Pictures in the data below are not part of the copy; transcribe everything else exactly.
* * * * * * *
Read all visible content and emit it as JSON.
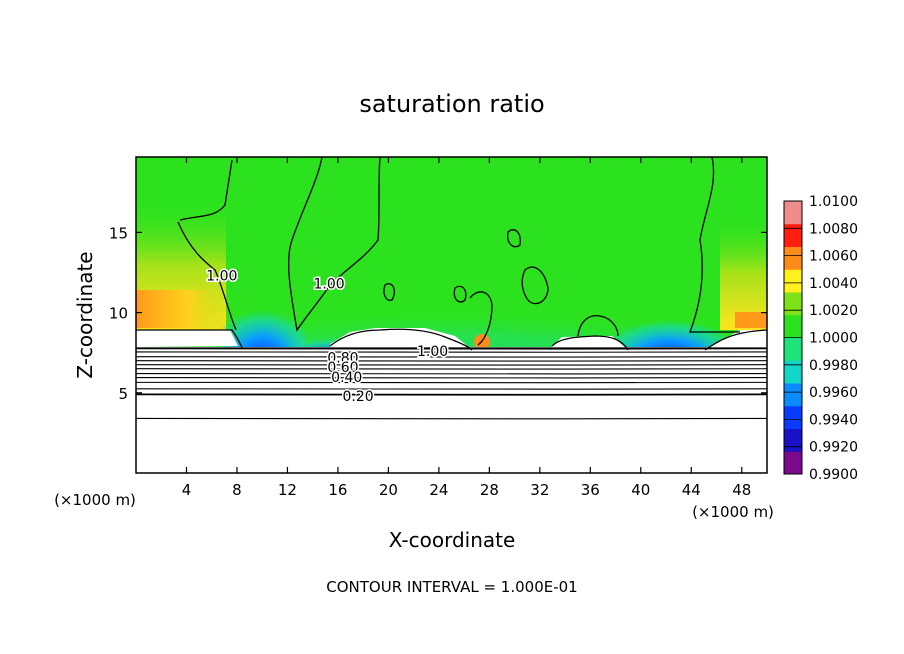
{
  "chart_data": {
    "type": "heatmap",
    "title": "saturation ratio",
    "xlabel": "X-coordinate",
    "ylabel": "Z-coordinate",
    "x_unit_left": "(×1000 m)",
    "x_unit_right": "(×1000 m)",
    "xlim": [
      0,
      50
    ],
    "ylim": [
      0,
      19.7
    ],
    "x_ticks": [
      4,
      8,
      12,
      16,
      20,
      24,
      28,
      32,
      36,
      40,
      44,
      48
    ],
    "x_tick_labels": [
      "4",
      "8",
      "12",
      "16",
      "20",
      "24",
      "28",
      "32",
      "36",
      "40",
      "44",
      "48"
    ],
    "y_ticks": [
      5,
      10,
      15
    ],
    "y_tick_labels": [
      "5",
      "10",
      "15"
    ],
    "colorbar": {
      "min": 0.99,
      "max": 1.01,
      "labels": [
        "1.0100",
        "1.0080",
        "1.0060",
        "1.0040",
        "1.0020",
        "1.0000",
        "0.9980",
        "0.9960",
        "0.9940",
        "0.9920",
        "0.9900"
      ],
      "colors": [
        "#7a0a8a",
        "#1a10c8",
        "#0a3cff",
        "#0a8cff",
        "#14d6c8",
        "#1ee27a",
        "#2ce21e",
        "#7ee21a",
        "#fff01e",
        "#ff8c1a",
        "#ff1e10",
        "#f08c8c"
      ]
    },
    "contour_labels": [
      {
        "text": "1.00",
        "x": 6.8,
        "z": 12.3
      },
      {
        "text": "1.00",
        "x": 15.3,
        "z": 11.8
      },
      {
        "text": "1.00",
        "x": 23.5,
        "z": 7.6
      },
      {
        "text": "0.80",
        "x": 16.4,
        "z": 7.2
      },
      {
        "text": "0.60",
        "x": 16.4,
        "z": 6.6
      },
      {
        "text": "0.40",
        "x": 16.7,
        "z": 6.0
      },
      {
        "text": "0.20",
        "x": 17.6,
        "z": 4.8
      }
    ],
    "contour_levels_z": [
      7.75,
      7.55,
      7.25,
      7.0,
      6.75,
      6.5,
      6.2,
      5.95,
      5.65,
      5.25,
      4.9,
      3.4
    ],
    "annotation": "CONTOUR INTERVAL = 1.000E-01"
  }
}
* * * * * * *
=== Finished task ===
Read all visible content and emit it as JSON.
{
  "chart_data": {
    "type": "heatmap",
    "title": "saturation ratio",
    "xlabel": "X-coordinate",
    "ylabel": "Z-coordinate",
    "x_unit_left": "(×1000 m)",
    "x_unit_right": "(×1000 m)",
    "xlim": [
      0,
      50
    ],
    "ylim": [
      0,
      19.7
    ],
    "x_ticks": [
      4,
      8,
      12,
      16,
      20,
      24,
      28,
      32,
      36,
      40,
      44,
      48
    ],
    "x_tick_labels": [
      "4",
      "8",
      "12",
      "16",
      "20",
      "24",
      "28",
      "32",
      "36",
      "40",
      "44",
      "48"
    ],
    "y_ticks": [
      5,
      10,
      15
    ],
    "y_tick_labels": [
      "5",
      "10",
      "15"
    ],
    "colorbar": {
      "min": 0.99,
      "max": 1.01,
      "labels": [
        "1.0100",
        "1.0080",
        "1.0060",
        "1.0040",
        "1.0020",
        "1.0000",
        "0.9980",
        "0.9960",
        "0.9940",
        "0.9920",
        "0.9900"
      ],
      "colors": [
        "#7a0a8a",
        "#1a10c8",
        "#0a3cff",
        "#0a8cff",
        "#14d6c8",
        "#1ee27a",
        "#2ce21e",
        "#7ee21a",
        "#fff01e",
        "#ff8c1a",
        "#ff1e10",
        "#f08c8c"
      ]
    },
    "contour_labels": [
      {
        "text": "1.00",
        "x": 6.8,
        "z": 12.3
      },
      {
        "text": "1.00",
        "x": 15.3,
        "z": 11.8
      },
      {
        "text": "1.00",
        "x": 23.5,
        "z": 7.6
      },
      {
        "text": "0.80",
        "x": 16.4,
        "z": 7.2
      },
      {
        "text": "0.60",
        "x": 16.4,
        "z": 6.6
      },
      {
        "text": "0.40",
        "x": 16.7,
        "z": 6.0
      },
      {
        "text": "0.20",
        "x": 17.6,
        "z": 4.8
      }
    ],
    "contour_levels_z": [
      7.75,
      7.55,
      7.25,
      7.0,
      6.75,
      6.5,
      6.2,
      5.95,
      5.65,
      5.25,
      4.9,
      3.4
    ],
    "annotation": "CONTOUR INTERVAL = 1.000E-01"
  }
}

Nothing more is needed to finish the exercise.